Work to be completed => Set down all of the data exactly as it appears.

Supplied information =>
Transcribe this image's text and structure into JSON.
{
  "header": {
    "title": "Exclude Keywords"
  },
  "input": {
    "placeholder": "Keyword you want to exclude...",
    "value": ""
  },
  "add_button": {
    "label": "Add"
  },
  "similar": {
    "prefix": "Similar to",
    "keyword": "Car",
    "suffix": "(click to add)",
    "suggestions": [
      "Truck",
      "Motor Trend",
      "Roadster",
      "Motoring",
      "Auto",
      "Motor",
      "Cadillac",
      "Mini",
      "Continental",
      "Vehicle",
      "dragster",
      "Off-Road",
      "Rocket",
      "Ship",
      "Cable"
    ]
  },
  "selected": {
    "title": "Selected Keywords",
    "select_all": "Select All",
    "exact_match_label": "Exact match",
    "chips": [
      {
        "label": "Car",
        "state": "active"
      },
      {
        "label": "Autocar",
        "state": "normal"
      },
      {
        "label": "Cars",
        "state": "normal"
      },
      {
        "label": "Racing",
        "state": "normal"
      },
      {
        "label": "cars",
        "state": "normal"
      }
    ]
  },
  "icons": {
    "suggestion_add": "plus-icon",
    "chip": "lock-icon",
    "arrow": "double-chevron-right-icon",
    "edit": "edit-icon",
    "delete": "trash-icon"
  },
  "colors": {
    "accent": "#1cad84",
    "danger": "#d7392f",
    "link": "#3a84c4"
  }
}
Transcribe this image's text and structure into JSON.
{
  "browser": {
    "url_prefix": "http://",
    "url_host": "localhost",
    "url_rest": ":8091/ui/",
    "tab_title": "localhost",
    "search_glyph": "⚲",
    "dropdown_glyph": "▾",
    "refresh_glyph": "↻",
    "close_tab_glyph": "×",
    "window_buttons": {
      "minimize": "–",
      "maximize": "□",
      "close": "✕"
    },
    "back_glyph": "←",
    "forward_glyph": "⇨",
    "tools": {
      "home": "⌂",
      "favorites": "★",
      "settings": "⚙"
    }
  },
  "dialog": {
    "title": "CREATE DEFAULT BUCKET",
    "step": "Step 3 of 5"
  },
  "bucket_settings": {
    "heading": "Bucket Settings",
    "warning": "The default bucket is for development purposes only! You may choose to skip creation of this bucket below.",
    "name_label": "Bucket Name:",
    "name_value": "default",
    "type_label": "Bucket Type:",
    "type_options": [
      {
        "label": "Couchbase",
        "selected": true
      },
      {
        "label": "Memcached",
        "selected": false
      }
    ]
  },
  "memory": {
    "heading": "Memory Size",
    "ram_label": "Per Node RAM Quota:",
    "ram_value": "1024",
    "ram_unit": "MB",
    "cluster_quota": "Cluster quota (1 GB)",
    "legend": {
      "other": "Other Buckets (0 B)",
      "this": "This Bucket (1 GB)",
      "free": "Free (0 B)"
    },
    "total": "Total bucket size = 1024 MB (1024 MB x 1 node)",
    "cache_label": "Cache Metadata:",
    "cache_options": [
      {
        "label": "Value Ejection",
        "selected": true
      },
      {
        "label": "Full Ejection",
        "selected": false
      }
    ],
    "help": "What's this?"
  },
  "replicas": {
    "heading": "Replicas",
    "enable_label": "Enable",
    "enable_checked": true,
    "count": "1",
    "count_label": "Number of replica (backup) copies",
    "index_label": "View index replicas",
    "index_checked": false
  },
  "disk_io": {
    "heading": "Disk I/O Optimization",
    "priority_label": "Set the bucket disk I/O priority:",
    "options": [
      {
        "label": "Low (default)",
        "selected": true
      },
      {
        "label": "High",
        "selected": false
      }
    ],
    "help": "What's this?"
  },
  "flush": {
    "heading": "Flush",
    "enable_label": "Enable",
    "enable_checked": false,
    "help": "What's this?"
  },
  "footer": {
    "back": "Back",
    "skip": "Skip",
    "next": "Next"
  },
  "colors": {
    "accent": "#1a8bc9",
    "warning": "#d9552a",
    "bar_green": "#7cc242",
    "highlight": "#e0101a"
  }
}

Solution below =>
Transcribe this image's text and structure into JSON.
{
  "header": {
    "title": "Exclude Keywords"
  },
  "input": {
    "placeholder": "Keyword you want to exclude...",
    "value": ""
  },
  "add_button": {
    "label": "Add"
  },
  "similar": {
    "prefix": "Similar to",
    "keyword": "Car",
    "suffix": "(click to add)",
    "suggestions": [
      "Truck",
      "Motor Trend",
      "Roadster",
      "Motoring",
      "Auto",
      "Motor",
      "Cadillac",
      "Mini",
      "Continental",
      "Vehicle",
      "dragster",
      "Off-Road",
      "Rocket",
      "Ship",
      "Cable"
    ]
  },
  "selected": {
    "title": "Selected Keywords",
    "select_all": "Select All",
    "exact_match_label": "Exact match",
    "chips": [
      {
        "label": "Car",
        "state": "active"
      },
      {
        "label": "Autocar",
        "state": "normal"
      },
      {
        "label": "Cars",
        "state": "normal"
      },
      {
        "label": "Racing",
        "state": "normal"
      },
      {
        "label": "cars",
        "state": "normal"
      }
    ]
  },
  "icons": {
    "suggestion_add": "plus-icon",
    "chip": "lock-icon",
    "arrow": "double-chevron-right-icon",
    "edit": "edit-icon",
    "delete": "trash-icon"
  },
  "colors": {
    "accent": "#1cad84",
    "danger": "#d7392f",
    "link": "#3a84c4"
  }
}
Transcribe this image's text and structure into JSON.
{
  "browser": {
    "url_prefix": "http://",
    "url_host": "localhost",
    "url_rest": ":8091/ui/",
    "tab_title": "localhost",
    "search_glyph": "⚲",
    "dropdown_glyph": "▾",
    "refresh_glyph": "↻",
    "close_tab_glyph": "×",
    "window_buttons": {
      "minimize": "–",
      "maximize": "□",
      "close": "✕"
    },
    "back_glyph": "←",
    "forward_glyph": "⇨",
    "tools": {
      "home": "⌂",
      "favorites": "★",
      "settings": "⚙"
    }
  },
  "dialog": {
    "title": "CREATE DEFAULT BUCKET",
    "step": "Step 3 of 5"
  },
  "bucket_settings": {
    "heading": "Bucket Settings",
    "warning": "The default bucket is for development purposes only! You may choose to skip creation of this bucket below.",
    "name_label": "Bucket Name:",
    "name_value": "default",
    "type_label": "Bucket Type:",
    "type_options": [
      {
        "label": "Couchbase",
        "selected": true
      },
      {
        "label": "Memcached",
        "selected": false
      }
    ]
  },
  "memory": {
    "heading": "Memory Size",
    "ram_label": "Per Node RAM Quota:",
    "ram_value": "1024",
    "ram_unit": "MB",
    "cluster_quota": "Cluster quota (1 GB)",
    "legend": {
      "other": "Other Buckets (0 B)",
      "this": "This Bucket (1 GB)",
      "free": "Free (0 B)"
    },
    "total": "Total bucket size = 1024 MB (1024 MB x 1 node)",
    "cache_label": "Cache Metadata:",
    "cache_options": [
      {
        "label": "Value Ejection",
        "selected": true
      },
      {
        "label": "Full Ejection",
        "selected": false
      }
    ],
    "help": "What's this?"
  },
  "replicas": {
    "heading": "Replicas",
    "enable_label": "Enable",
    "enable_checked": true,
    "count": "1",
    "count_label": "Number of replica (backup) copies",
    "index_label": "View index replicas",
    "index_checked": false
  },
  "disk_io": {
    "heading": "Disk I/O Optimization",
    "priority_label": "Set the bucket disk I/O priority:",
    "options": [
      {
        "label": "Low (default)",
        "selected": true
      },
      {
        "label": "High",
        "selected": false
      }
    ],
    "help": "What's this?"
  },
  "flush": {
    "heading": "Flush",
    "enable_label": "Enable",
    "enable_checked": false,
    "help": "What's this?"
  },
  "footer": {
    "back": "Back",
    "skip": "Skip",
    "next": "Next"
  },
  "colors": {
    "accent": "#1a8bc9",
    "warning": "#d9552a",
    "bar_green": "#7cc242",
    "highlight": "#e0101a"
  }
}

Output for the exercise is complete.